## start Data extract

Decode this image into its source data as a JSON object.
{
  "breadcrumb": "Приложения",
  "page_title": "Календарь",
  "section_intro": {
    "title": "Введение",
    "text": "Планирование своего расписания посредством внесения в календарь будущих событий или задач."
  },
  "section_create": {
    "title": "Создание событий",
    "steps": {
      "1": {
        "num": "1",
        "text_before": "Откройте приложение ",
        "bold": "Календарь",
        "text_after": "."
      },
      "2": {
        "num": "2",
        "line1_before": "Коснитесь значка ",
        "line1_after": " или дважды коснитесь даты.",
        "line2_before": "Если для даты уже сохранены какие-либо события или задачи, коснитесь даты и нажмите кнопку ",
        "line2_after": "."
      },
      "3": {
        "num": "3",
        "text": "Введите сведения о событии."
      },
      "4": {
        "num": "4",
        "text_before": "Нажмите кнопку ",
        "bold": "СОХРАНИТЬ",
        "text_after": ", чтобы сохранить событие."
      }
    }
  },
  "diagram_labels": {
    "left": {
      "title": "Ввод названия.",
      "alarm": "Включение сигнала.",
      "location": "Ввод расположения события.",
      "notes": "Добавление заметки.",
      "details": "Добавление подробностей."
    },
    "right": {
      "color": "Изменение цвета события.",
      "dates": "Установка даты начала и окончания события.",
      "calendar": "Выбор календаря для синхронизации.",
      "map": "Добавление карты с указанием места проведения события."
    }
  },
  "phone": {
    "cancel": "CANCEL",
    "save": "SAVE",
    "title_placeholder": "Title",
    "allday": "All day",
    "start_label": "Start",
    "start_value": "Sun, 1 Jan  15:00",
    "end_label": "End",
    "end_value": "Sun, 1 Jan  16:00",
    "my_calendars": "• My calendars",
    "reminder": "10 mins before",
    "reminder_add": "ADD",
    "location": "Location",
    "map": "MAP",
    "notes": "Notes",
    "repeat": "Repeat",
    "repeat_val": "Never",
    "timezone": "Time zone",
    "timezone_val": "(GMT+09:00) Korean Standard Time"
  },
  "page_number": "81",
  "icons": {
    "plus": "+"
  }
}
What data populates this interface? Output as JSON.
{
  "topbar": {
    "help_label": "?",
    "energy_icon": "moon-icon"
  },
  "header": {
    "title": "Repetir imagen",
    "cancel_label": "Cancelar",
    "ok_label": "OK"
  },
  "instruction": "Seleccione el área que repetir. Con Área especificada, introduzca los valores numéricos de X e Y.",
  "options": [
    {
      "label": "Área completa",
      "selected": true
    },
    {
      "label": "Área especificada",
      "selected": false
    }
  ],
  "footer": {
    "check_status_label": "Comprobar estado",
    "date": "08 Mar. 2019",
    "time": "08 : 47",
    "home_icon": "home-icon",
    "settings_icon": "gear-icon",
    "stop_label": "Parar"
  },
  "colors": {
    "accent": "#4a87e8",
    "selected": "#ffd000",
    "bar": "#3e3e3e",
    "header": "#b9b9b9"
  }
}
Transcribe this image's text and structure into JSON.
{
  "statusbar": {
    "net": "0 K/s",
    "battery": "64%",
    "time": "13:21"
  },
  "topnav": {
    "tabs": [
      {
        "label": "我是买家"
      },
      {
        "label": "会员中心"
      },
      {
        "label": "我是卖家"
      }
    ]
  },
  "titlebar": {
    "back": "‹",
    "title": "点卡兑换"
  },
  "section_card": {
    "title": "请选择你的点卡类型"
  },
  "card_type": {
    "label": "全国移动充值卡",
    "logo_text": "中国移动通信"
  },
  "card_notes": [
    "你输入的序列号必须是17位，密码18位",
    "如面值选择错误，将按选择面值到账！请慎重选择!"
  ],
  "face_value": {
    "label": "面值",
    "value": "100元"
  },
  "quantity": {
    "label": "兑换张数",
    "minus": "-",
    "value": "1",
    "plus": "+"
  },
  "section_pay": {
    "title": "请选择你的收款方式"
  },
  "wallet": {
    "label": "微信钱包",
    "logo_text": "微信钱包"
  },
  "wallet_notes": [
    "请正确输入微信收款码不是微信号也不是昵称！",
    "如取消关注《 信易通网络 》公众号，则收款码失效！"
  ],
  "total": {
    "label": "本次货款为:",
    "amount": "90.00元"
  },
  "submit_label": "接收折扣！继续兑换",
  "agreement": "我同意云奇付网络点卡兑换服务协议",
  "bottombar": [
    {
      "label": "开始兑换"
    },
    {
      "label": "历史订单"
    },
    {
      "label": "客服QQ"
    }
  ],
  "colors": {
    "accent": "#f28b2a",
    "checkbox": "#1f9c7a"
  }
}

## end Data extract

= What you are asked to do =
In the entries above, find each line with the string "Área" and copy it.

= Exercise solution =
  "instruction": "Seleccione el área que repetir. Con Área especificada, introduzca los valores numéricos de X e Y.",
      "label": "Área completa",
      "label": "Área especificada",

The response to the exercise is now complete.